* [What you need to do]
Select lines where the word "Trump" appears.

(Data items)
#####

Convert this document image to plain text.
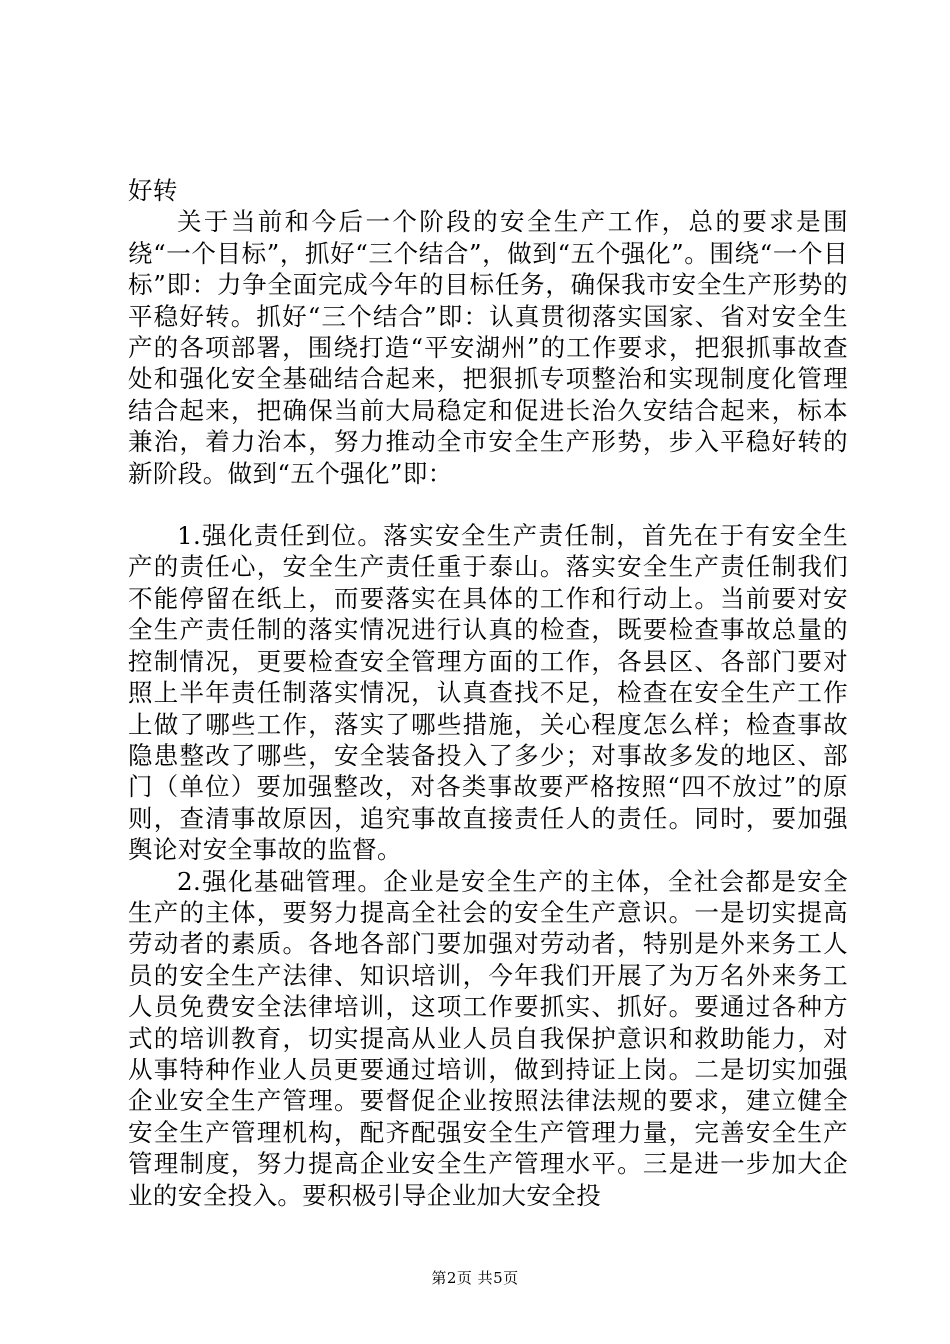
好转

关于当前和今后一个阶段的安全生产工作，总的要求是围绕“一个目标”，抓好“三个结合”，做到“五个强化”。围绕“一个目标”即：力争全面完成今年的目标任务，确保我市安全生产形势的平稳好转。抓好“三个结合”即：认真贯彻落实国家、省对安全生产的各项部署，围绕打造“平安湖州”的工作要求，把狠抓事故查处和强化安全基础结合起来，把狠抓专项整治和实现制度化管理结合起来，把确保当前大局稳定和促进长治久安结合起来，标本兼治，着力治本，努力推动全市安全生产形势，步入平稳好转的新阶段。做到“五个强化”即：

1.强化责任到位。落实安全生产责任制，首先在于有安全生产的责任心，安全生产责任重于泰山。落实安全生产责任制我们不能停留在纸上，而要落实在具体的工作和行动上。当前要对安全生产责任制的落实情况进行认真的检查，既要检查事故总量的控制情况，更要检查安全管理方面的工作，各县区、各部门要对照上半年责任制落实情况，认真查找不足，检查在安全生产工作上做了哪些工作，落实了哪些措施，关心程度怎么样；检查事故隐患整改了哪些，安全装备投入了多少；对事故多发的地区、部门（单位）要加强整改，对各类事故要严格按照“四不放过”的原则，查清事故原因，追究事故直接责任人的责任。同时，要加强舆论对安全事故的监督。

2.强化基础管理。企业是安全生产的主体，全社会都是安全生产的主体，要努力提高全社会的安全生产意识。一是切实提高劳动者的素质。各地各部门要加强对劳动者，特别是外来务工人员的安全生产法律、知识培训，今年我们开展了为万名外来务工人员免费安全法律培训，这项工作要抓实、抓好。要通过各种方式的培训教育，切实提高从业人员自我保护意识和救助能力，对从事特种作业人员更要通过培训，做到持证上岗。二是切实加强企业安全生产管理。要督促企业按照法律法规的要求，建立健全安全生产管理机构，配齐配强安全生产管理力量，完善安全生产管理制度，努力提高企业安全生产管理水平。三是进一步加大企业的安全投入。要积极引导企业加大安全投

第2页 共5页
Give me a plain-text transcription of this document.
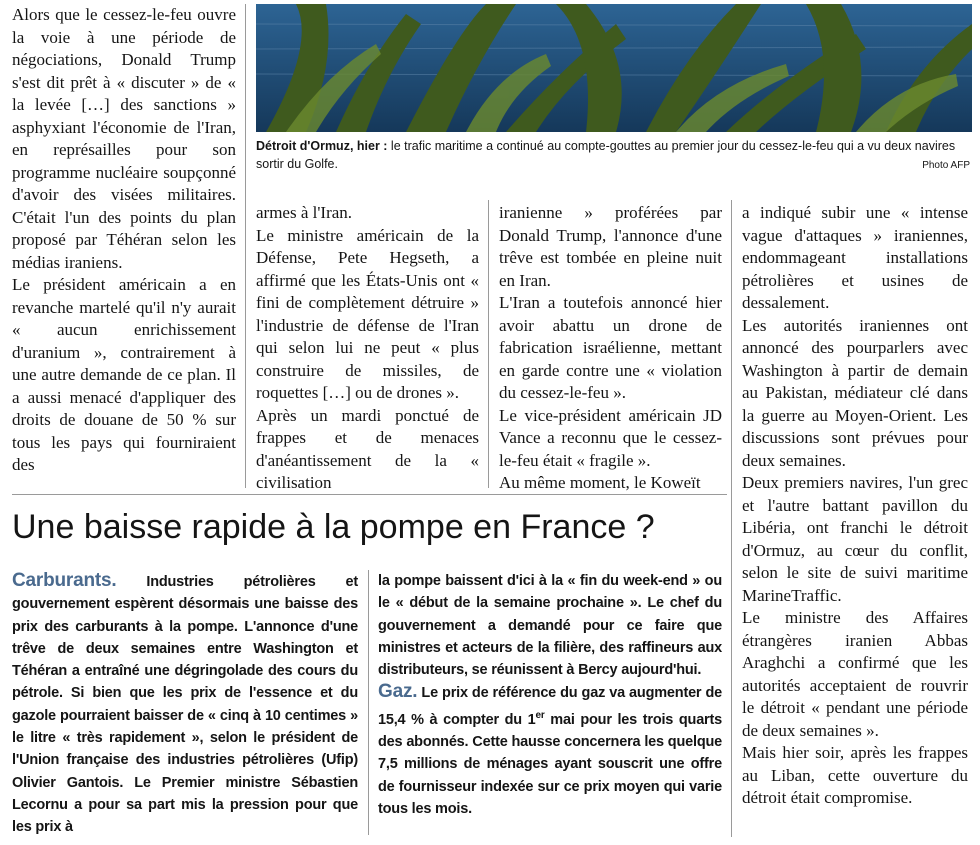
Alors que le cessez-le-feu ouvre la voie à une période de négociations, Donald Trump s'est dit prêt à « discuter » de « la levée […] des sanctions » asphyxiant l'économie de l'Iran, en représailles pour son programme nucléaire soupçonné d'avoir des visées militaires. C'était l'un des points du plan proposé par Téhéran selon les médias iraniens.

Le président américain a en revanche martelé qu'il n'y aurait « aucun enrichissement d'uranium », contrairement à une autre demande de ce plan. Il a aussi menacé d'appliquer des droits de douane de 50 % sur tous les pays qui fourniraient des

Détroit d'Ormuz, hier : le trafic maritime a continué au compte-gouttes au premier jour du cessez-le-feu qui a vu deux navires sortir du Golfe.	Photo AFP

armes à l'Iran.

Le ministre américain de la Défense, Pete Hegseth, a affirmé que les États-Unis ont « fini de complètement détruire » l'industrie de défense de l'Iran qui selon lui ne peut « plus construire de missiles, de roquettes […] ou de drones ».

Après un mardi ponctué de frappes et de menaces d'anéantissement de la « civilisation

iranienne » proférées par Donald Trump, l'annonce d'une trêve est tombée en pleine nuit en Iran.

L'Iran a toutefois annoncé hier avoir abattu un drone de fabrication israélienne, mettant en garde contre une « violation du cessez-le-feu ».

Le vice-président américain JD Vance a reconnu que le cessez-le-feu était « fragile ».

Au même moment, le Koweït

a indiqué subir une « intense vague d'attaques » iraniennes, endommageant installations pétrolières et usines de dessalement.

Les autorités iraniennes ont annoncé des pourparlers avec Washington à partir de demain au Pakistan, médiateur clé dans la guerre au Moyen-Orient. Les discussions sont prévues pour deux semaines.

Deux premiers navires, l'un grec et l'autre battant pavillon du Libéria, ont franchi le détroit d'Ormuz, au cœur du conflit, selon le site de suivi maritime MarineTraffic.

Le ministre des Affaires étrangères iranien Abbas Araghchi a confirmé que les autorités acceptaient de rouvrir le détroit « pendant une période de deux semaines ».

Mais hier soir, après les frappes au Liban, cette ouverture du détroit était compromise.

Une baisse rapide à la pompe en France ?

Carburants. Industries pétrolières et gouvernement espèrent désormais une baisse des prix des carburants à la pompe. L'annonce d'une trêve de deux semaines entre Washington et Téhéran a entraîné une dégringolade des cours du pétrole. Si bien que les prix de l'essence et du gazole pourraient baisser de « cinq à 10 centimes » le litre « très rapidement », selon le président de l'Union française des industries pétrolières (Ufip) Olivier Gantois. Le Premier ministre Sébastien Lecornu a pour sa part mis la pression pour que les prix à

la pompe baissent d'ici à la « fin du week-end » ou le « début de la semaine prochaine ». Le chef du gouvernement a demandé pour ce faire que ministres et acteurs de la filière, des raffineurs aux distributeurs, se réunissent à Bercy aujourd'hui.

Gaz. Le prix de référence du gaz va augmenter de 15,4 % à compter du 1er mai pour les trois quarts des abonnés. Cette hausse concernera les quelque 7,5 millions de ménages ayant souscrit une offre de fournisseur indexée sur ce prix moyen qui varie tous les mois.
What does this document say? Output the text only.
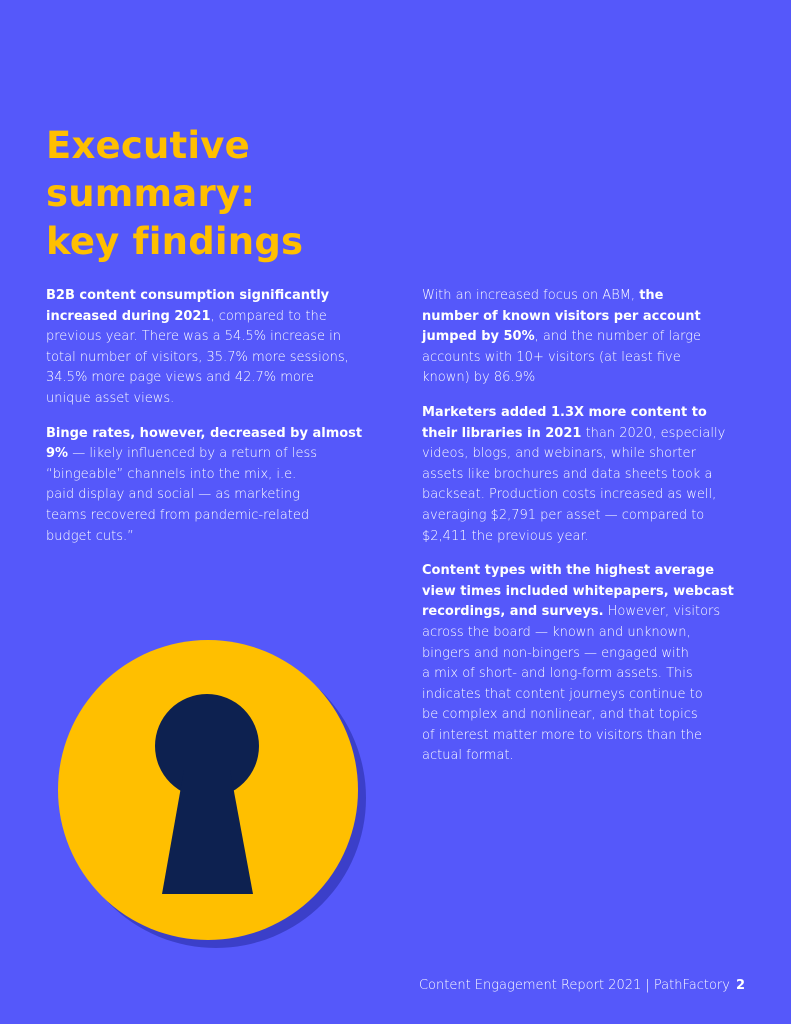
Executive
summary:
key findings

B2B content consumption significantly
increased during 2021, compared to the
previous year. There was a 54.5% increase in
total number of visitors, 35.7% more sessions,
34.5% more page views and 42.7% more
unique asset views.

Binge rates, however, decreased by almost
9% — likely influenced by a return of less
“bingeable” channels into the mix, i.e.
paid display and social — as marketing
teams recovered from pandemic-related
budget cuts.”

With an increased focus on ABM, the
number of known visitors per account
jumped by 50%, and the number of large
accounts with 10+ visitors (at least five
known) by 86.9%

Marketers added 1.3X more content to
their libraries in 2021 than 2020, especially
videos, blogs, and webinars, while shorter
assets like brochures and data sheets took a
backseat. Production costs increased as well,
averaging $2,791 per asset — compared to
$2,411 the previous year.

Content types with the highest average
view times included whitepapers, webcast
recordings, and surveys. However, visitors
across the board — known and unknown,
bingers and non-bingers — engaged with
a mix of short- and long-form assets. This
indicates that content journeys continue to
be complex and nonlinear, and that topics
of interest matter more to visitors than the
actual format.

Content Engagement Report 2021 | PathFactory 2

#####

* [Response below]
Alors que le cessez-le-feu ouvre la voie à une période de négociations, Donald Trump s'est dit prêt à « discuter » de « la levée […] des sanctions » asphyxiant l'économie de l'Iran, en représailles pour son programme nucléaire soupçonné d'avoir des visées militaires. C'était l'un des points du plan proposé par Téhéran selon les médias iraniens.
iranienne » proférées par Donald Trump, l'annonce d'une trêve est tombée en pleine nuit en Iran.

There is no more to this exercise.